**Task statement**. Some lines in the listing below may include the string "روکنے". How many are there? Give only the number.

____

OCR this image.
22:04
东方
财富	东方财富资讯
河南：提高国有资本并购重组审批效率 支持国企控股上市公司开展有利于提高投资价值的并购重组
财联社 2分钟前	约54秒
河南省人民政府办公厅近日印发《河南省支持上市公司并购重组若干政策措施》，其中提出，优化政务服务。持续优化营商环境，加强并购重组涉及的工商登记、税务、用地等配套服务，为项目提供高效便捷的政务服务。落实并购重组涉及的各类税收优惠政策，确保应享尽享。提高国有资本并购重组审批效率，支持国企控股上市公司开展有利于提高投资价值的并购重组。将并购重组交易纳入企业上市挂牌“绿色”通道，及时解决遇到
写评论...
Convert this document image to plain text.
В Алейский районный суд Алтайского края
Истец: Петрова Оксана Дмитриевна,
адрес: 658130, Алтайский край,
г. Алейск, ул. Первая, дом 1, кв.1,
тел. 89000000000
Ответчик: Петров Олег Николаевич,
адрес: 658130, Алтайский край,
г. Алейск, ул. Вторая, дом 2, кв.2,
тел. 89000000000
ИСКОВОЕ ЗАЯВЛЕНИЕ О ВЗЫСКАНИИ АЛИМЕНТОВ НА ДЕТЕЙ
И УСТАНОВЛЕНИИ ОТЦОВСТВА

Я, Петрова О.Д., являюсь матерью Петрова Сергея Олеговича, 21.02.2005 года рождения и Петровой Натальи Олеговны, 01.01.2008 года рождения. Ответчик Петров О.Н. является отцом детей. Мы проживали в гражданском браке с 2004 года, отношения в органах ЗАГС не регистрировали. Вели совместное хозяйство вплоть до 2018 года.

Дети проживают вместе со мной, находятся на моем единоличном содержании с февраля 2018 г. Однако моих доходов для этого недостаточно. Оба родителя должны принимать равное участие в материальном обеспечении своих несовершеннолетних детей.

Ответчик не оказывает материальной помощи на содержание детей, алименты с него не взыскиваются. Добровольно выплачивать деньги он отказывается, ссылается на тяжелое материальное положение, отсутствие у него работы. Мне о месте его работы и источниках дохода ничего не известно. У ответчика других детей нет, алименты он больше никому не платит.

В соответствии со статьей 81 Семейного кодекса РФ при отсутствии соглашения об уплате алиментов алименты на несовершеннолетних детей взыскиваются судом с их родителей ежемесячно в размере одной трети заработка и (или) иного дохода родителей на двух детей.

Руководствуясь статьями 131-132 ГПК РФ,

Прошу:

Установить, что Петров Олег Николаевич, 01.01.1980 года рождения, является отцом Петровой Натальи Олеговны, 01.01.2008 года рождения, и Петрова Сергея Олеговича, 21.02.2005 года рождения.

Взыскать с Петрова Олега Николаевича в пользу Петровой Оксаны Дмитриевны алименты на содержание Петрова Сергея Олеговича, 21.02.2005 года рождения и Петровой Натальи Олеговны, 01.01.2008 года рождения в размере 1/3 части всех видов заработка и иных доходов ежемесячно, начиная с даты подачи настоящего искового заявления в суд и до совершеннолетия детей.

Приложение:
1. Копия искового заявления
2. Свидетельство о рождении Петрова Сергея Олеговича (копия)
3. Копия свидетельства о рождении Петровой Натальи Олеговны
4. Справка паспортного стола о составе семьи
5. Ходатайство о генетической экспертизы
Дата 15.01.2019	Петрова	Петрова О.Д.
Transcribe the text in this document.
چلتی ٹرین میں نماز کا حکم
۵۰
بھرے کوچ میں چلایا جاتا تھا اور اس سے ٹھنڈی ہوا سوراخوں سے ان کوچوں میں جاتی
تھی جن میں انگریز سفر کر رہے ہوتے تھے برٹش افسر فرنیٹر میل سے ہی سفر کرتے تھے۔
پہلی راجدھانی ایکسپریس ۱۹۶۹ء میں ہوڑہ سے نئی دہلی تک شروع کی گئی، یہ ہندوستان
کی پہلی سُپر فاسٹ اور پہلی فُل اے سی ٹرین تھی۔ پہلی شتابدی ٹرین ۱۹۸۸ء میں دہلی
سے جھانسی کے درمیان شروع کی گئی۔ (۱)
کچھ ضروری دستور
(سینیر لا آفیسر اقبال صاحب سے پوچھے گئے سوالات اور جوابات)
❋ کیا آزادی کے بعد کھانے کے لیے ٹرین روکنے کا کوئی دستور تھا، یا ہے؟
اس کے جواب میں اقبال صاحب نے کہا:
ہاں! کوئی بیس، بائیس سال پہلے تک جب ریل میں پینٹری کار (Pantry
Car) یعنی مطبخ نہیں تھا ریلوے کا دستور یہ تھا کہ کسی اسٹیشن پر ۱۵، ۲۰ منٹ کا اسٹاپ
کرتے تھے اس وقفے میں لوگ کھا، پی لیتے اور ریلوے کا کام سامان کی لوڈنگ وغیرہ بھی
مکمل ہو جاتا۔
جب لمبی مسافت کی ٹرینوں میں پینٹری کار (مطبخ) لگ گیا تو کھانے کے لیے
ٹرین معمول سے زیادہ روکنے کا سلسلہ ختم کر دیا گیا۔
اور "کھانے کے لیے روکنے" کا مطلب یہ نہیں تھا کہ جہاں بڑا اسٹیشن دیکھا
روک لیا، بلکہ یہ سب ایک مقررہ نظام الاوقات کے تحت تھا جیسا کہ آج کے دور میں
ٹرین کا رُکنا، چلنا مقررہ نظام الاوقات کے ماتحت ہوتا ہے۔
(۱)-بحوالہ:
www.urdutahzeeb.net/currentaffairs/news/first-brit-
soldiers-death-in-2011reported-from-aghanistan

____

**Task result**. 3